[PROBLEM SET]
**a)** Revise the part of the message on John Nash's Nobel Prize that opens with "If you want" and closes with "character in it).", putting "tormented" in place of "hopeless".
**b)** Carry on the message on John Nash's Nobel Prize from the point where it stops.

That said I am definitely going to defend the Nobel for
John Nash, and not just because of the romanticism of
"A Beautiful Mind" and his comeback from insanity,
fascinating as that may be. The Nash equilibrium is
indeed a profound concept worthy of a Nobel Prize. I
would note that it has been taken over by biologists for
the analysis of evolutionary processes. Modern evolutionary
game theory in turn came back into economics from people
who became aware of the work of John Maynard Smith in biology,
with Reinhard Selten perhaps being the key initial figure in
economics. But the biologists, in turn, drew heavily on Nash.
If you want to diss Nash, I suggest you read Phil
Mirowski's account of things in his _Machine Dreams_,
where he says that von Neumann is the great genius
and Nash is just a hopeless paranoid, that even his equilibrium
is simply paranoia writ large. The opposite view is given in
the book version of _A Beautiful Mind_ by Sylvia Nasar (the
movie did not even have a von Neumann character in it).
Needless to say, I think the reality is somewhere in between
these two somewhat potted accounts.
Barkley Rosser
----- Original Message -----
From: "Ted Winslow" <egwinslow@xxxxxxxxxx>
To: <pkt@xxxxxxxxxxxxxxxx>
Sent: Wednesday, January 29, 2003 12:19 PM
Subject: Re: Article in the Chronicle of Higher Education
>
> Barkley wrote:
>
> > I would associate "rigor" with "logical" and
> > "consistent." Properly done deductivism is
> > rigorous, but it is possible to be rigorous
> > without being deductivist. And much deduction
> > is empty. Rigor is no guarantee of a serious
> > argument. It may be empty rigor, rigor mortis.

[LISTED RECORDS]

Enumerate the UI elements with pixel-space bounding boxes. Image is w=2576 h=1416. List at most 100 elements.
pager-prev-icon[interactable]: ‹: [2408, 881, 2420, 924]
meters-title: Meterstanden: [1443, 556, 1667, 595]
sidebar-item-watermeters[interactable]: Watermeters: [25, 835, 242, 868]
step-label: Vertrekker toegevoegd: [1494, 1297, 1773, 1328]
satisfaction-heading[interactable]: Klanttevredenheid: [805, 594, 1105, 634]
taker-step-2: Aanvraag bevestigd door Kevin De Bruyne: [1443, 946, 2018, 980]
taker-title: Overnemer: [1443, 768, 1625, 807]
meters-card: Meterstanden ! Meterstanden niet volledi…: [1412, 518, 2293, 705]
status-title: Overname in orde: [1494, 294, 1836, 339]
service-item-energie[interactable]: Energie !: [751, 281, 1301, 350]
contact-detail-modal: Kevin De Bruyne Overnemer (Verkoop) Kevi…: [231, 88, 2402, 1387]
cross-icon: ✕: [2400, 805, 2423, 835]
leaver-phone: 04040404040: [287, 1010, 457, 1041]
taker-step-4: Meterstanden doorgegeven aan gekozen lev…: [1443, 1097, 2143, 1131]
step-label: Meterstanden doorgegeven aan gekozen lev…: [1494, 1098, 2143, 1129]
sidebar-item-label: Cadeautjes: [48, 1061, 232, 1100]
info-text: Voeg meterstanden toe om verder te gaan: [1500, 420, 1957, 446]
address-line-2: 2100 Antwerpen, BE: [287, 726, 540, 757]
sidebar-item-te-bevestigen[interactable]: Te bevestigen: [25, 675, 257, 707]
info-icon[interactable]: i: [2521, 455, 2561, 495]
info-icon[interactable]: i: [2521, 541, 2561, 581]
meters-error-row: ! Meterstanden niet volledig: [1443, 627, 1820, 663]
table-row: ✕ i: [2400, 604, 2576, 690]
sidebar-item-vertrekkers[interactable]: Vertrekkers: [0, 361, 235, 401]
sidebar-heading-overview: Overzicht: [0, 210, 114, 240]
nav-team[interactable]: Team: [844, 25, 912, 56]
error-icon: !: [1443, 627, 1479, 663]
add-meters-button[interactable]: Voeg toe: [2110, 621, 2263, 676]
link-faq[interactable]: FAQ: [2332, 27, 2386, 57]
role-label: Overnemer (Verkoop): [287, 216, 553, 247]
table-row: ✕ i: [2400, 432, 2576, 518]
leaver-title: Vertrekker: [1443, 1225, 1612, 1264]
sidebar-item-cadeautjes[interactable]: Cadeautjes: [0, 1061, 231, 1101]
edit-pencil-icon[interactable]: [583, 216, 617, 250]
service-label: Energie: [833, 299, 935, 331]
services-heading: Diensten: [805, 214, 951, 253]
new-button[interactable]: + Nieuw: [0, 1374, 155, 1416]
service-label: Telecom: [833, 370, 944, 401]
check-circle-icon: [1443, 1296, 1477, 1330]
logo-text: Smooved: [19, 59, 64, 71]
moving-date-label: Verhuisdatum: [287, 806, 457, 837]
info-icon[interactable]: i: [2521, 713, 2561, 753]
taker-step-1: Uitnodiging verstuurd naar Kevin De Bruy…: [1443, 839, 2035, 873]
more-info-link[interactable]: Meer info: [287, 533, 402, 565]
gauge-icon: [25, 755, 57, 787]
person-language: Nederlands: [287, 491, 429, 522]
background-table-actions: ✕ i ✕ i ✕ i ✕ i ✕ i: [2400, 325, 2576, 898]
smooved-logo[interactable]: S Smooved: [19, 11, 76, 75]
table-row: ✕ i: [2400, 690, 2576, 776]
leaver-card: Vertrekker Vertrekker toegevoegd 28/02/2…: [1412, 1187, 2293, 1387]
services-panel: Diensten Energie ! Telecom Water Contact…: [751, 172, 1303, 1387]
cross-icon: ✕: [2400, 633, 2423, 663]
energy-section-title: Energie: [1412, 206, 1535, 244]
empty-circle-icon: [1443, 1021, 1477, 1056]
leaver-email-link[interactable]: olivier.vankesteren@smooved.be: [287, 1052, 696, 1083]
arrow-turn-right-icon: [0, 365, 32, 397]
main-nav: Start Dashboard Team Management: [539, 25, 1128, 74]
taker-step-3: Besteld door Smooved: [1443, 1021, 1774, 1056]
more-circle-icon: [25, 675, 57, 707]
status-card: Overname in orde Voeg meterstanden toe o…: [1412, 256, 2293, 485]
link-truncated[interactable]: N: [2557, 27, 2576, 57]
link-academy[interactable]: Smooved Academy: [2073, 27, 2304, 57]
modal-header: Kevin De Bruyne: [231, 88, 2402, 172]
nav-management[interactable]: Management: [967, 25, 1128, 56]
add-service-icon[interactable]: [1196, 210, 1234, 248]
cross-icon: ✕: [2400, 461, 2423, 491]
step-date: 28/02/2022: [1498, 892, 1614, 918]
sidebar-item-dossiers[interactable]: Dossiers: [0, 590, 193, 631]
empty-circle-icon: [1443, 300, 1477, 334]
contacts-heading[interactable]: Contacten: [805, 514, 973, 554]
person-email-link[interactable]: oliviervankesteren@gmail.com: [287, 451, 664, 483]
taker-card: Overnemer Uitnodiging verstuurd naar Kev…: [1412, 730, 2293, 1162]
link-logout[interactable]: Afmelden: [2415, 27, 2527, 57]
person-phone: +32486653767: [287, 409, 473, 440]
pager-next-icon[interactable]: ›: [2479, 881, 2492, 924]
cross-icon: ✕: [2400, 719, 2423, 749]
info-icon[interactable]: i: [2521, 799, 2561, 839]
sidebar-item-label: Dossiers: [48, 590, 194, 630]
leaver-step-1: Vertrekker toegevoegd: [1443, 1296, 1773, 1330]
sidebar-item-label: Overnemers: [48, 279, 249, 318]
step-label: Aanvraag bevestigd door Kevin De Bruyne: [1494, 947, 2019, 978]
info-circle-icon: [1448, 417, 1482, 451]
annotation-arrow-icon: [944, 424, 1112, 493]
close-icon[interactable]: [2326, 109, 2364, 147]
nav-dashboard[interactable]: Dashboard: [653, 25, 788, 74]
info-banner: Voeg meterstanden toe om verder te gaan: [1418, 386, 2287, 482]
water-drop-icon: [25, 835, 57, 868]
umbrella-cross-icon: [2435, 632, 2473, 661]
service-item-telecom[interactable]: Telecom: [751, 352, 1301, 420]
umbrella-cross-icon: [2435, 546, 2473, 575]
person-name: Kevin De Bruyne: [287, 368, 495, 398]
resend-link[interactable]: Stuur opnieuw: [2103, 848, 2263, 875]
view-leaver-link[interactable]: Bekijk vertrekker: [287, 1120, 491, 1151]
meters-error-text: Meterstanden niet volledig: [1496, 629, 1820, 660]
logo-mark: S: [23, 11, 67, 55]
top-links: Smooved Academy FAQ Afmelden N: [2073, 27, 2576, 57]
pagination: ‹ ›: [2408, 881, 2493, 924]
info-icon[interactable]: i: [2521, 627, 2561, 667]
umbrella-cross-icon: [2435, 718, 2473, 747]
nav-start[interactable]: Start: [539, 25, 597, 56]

[WRITTEN ANSWERS]
**a)**
If you want to diss Nash, I suggest you read Phil
Mirowski's account of things in his _Machine Dreams_,
where he says that von Neumann is the great genius
and Nash is just a tormented paranoid, that even his equilibrium
is simply paranoia writ large. The opposite view is given in
the book version of _A Beautiful Mind_ by Sylvia Nasar (the
movie did not even have a von Neumann character in it).

**b)**
>
> Whitehead's point is that the axiomatic method itself - "deductivism" -
> is limited in its applicability by the ontological fact of internal
> relations. It isn't just that the axioms may be false; it is that to
> produce clearly defined axioms you need to be able to abstract from
> internal relations since the weaving by argument from these axioms of
> "novel compositions," i.e. changed relations, may invalidate the axioms
> on which the argument rests. In social theory this applies to any
> argument which takes the "identities" of the individuals whose
> behaviour is being theorized as fixed.
>
> Keynes's monetary theory provides an example. It can't be captured by
> an analysis that axiomatically fixes the identities of agents because
> it assumes that in certain circumstances, those that produce a monetary
> crisis, these identities change. Conditions of stress can lead to
> nervous breakdown.
>
> "Why should anyone outside a lunatic asylum wish to use money as a
> store of wealth?
> "Because, partly on reasonable and partly on instinctive grounds, our
> desire to hold money as a store of wealth is a barometer of the degree
> of our distrust of our own calculations and conventions concerning the
> future. Even though this feeling about money is itself conventional or
> instinctive, it operates, so to speak, at a deeper level of our
> motivation. It takes charge at the moments when the higher, more
> precarious conventions have weakened. The possession of actual money
> lulls our disquietude; and the premium which we require to make us part
> with money is the measure of the degree of our disquietude." (XIV, p.
> 116)
>
> Here is a description by Keynes of an actual crisis:
>
> "the most strking feature of the immediate situation is the
> extraordinary disparity between yields in London and yields in New York
> of comparable securities. It seems to me quite impossible that the
> present situation can long persist. And I should have supposed it to
> be probable that the readjustment would be brought about by a
> substantial rise in prices of prime fixed-interest securities in New
> York. The present may be the chance of a lifetime for the purchase of
> the latter. Obviously everyone in New York is scared so stiff as to be
> unable to move. But that may be the opportunity of others away from
> any unsettling influence of the local atmosphere. No serious risk can
> arise unless the existing financial system in America is going to peg
> out altogether. I suppose that that is just possible, but I cannot
> believe that it is probable." (XXI, p. 113)
>
> How can the idea of individuals as able in certain circumstances to
> become "scared so stiff as to be unable to move" be taken account of by
> an approach that axiomatically fixes their identities.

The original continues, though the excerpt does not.